* **FRAGMENTO SELECCIONADO**:
━━━━
Diez días en un manicomio by Nellie Bly

Diez días en un manicomio by Nellie Bly

autor:Nellie Bly [Bly, Nellie]
La lengua: spa
Format: epub
Tags: Crónica, Ciencias sociales, Psicología, Memorias
editor: ePubLibre
publicado: 1886-12-31T16:00:00+00:00


Capítulo XII

Paseando con lunáticos

Nunca olvidaré mi primer paseo. Cuando todas las pacientes se pusieron los sombreros de paja blancos, como los que llevan los bañistas en Coney Island, no pude evitar reírme ante su cómica apariencia. No podía distinguir a una mujer de otra. Perdí de vista a la señorita Neville y tuve que quitarme el sombrero y buscarla. Cuando nos encontramos nos pusimos los sombreros y nos reímos la una de la otra. De dos en dos, formamos una fila, y, custodiadas por las asistentes, salimos por una puerta trasera que daba a los caminos.
━━━━
* **CONJUNTO DE DATOS**:

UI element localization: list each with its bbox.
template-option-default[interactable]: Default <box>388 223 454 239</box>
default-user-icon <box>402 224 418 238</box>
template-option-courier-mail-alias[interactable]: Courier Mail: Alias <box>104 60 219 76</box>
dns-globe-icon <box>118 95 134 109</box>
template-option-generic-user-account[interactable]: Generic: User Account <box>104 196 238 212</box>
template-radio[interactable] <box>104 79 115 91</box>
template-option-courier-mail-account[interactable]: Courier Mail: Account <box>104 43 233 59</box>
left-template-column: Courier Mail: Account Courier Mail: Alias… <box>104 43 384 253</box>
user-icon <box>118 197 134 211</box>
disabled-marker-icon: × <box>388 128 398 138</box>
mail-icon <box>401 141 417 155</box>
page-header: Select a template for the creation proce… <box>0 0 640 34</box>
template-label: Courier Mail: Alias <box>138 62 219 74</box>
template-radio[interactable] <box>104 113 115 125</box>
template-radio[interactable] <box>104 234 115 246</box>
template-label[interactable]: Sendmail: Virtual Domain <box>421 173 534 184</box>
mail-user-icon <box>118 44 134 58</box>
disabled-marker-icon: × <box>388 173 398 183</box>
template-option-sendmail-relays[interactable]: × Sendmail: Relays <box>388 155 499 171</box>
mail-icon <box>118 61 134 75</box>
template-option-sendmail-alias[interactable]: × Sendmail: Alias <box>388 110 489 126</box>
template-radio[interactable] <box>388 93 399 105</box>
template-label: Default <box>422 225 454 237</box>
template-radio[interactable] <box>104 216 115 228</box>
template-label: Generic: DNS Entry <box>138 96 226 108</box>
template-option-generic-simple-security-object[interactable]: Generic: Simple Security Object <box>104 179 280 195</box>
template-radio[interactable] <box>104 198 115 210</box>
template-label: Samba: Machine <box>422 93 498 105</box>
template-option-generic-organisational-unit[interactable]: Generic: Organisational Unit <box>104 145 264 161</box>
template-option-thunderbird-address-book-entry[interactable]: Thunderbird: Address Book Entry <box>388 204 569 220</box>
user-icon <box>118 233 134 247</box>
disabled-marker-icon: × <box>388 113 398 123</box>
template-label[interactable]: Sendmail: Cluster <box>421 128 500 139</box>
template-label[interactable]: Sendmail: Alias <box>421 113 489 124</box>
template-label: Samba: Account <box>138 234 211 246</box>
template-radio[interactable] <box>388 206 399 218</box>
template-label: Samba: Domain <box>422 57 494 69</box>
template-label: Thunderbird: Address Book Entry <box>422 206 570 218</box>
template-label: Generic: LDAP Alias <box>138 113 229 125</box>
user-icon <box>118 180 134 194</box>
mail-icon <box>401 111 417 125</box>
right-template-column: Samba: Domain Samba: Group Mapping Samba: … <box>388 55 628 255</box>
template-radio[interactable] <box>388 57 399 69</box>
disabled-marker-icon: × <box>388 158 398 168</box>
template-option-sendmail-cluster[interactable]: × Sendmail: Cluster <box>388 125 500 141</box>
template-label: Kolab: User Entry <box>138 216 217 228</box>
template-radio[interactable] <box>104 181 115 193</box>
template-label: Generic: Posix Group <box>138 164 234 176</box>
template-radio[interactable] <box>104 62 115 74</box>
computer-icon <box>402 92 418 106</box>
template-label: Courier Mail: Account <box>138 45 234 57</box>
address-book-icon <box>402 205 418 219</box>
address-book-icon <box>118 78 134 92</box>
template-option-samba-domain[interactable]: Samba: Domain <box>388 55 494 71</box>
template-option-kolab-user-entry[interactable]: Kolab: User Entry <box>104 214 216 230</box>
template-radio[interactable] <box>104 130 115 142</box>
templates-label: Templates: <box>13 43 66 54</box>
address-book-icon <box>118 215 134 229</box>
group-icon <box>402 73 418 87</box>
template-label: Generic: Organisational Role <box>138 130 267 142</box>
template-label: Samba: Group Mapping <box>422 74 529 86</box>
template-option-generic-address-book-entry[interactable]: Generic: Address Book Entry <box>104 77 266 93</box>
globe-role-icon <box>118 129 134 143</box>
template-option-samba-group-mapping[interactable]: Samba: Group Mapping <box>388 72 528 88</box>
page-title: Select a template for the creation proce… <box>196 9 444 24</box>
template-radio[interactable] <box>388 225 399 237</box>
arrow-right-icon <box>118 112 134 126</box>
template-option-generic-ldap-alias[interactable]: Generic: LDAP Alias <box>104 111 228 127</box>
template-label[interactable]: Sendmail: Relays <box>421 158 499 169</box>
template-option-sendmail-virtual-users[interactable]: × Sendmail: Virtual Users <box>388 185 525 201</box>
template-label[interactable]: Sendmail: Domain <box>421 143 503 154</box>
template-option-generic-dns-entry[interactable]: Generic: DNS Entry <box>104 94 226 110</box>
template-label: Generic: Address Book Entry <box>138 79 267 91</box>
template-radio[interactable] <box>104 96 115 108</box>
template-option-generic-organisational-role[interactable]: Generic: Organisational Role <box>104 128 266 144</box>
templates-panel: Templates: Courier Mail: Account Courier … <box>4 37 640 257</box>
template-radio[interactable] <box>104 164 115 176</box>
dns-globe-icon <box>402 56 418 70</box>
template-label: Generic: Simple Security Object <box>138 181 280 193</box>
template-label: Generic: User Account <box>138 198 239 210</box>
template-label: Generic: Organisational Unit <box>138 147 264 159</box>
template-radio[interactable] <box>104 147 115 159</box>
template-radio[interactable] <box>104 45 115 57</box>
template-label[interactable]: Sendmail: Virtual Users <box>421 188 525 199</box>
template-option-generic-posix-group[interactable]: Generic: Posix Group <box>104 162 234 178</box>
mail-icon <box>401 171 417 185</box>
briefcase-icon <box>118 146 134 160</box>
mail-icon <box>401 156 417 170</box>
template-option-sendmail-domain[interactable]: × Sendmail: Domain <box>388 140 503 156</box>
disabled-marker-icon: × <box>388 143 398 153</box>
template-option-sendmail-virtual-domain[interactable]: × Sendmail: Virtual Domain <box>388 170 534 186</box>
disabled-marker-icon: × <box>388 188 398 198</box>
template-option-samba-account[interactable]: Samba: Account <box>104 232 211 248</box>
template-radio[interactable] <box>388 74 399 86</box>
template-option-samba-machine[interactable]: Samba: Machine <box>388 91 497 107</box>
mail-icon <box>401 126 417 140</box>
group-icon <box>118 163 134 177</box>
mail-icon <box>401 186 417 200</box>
━━━━
* **CON ESTA INFORMACIÓN**:
**1.** Transcribe sin cambios el pasaje del fragmento sobre el paseo con lunáticos que empieza con las palabras que contienen "Capítulo XII" y acaba con "a los caminos.".
**2.** Enumera todas las etiquetas temáticas que el fragmento sobre el paseo con lunáticos asigna a la obra tras la palabra "Tags".

* **LISTA DE RESPUESTAS**:
**1.**
Capítulo XII

Paseando con lunáticos

Nunca olvidaré mi primer paseo. Cuando todas las pacientes se pusieron los sombreros de paja blancos, como los que llevan los bañistas en Coney Island, no pude evitar reírme ante su cómica apariencia. No podía distinguir a una mujer de otra. Perdí de vista a la señorita Neville y tuve que quitarme el sombrero y buscarla. Cuando nos encontramos nos pusimos los sombreros y nos reímos la una de la otra. De dos en dos, formamos una fila, y, custodiadas por las asistentes, salimos por una puerta trasera que daba a los caminos.

**2.** Las etiquetas son Crónica, Ciencias sociales, Psicología y Memorias.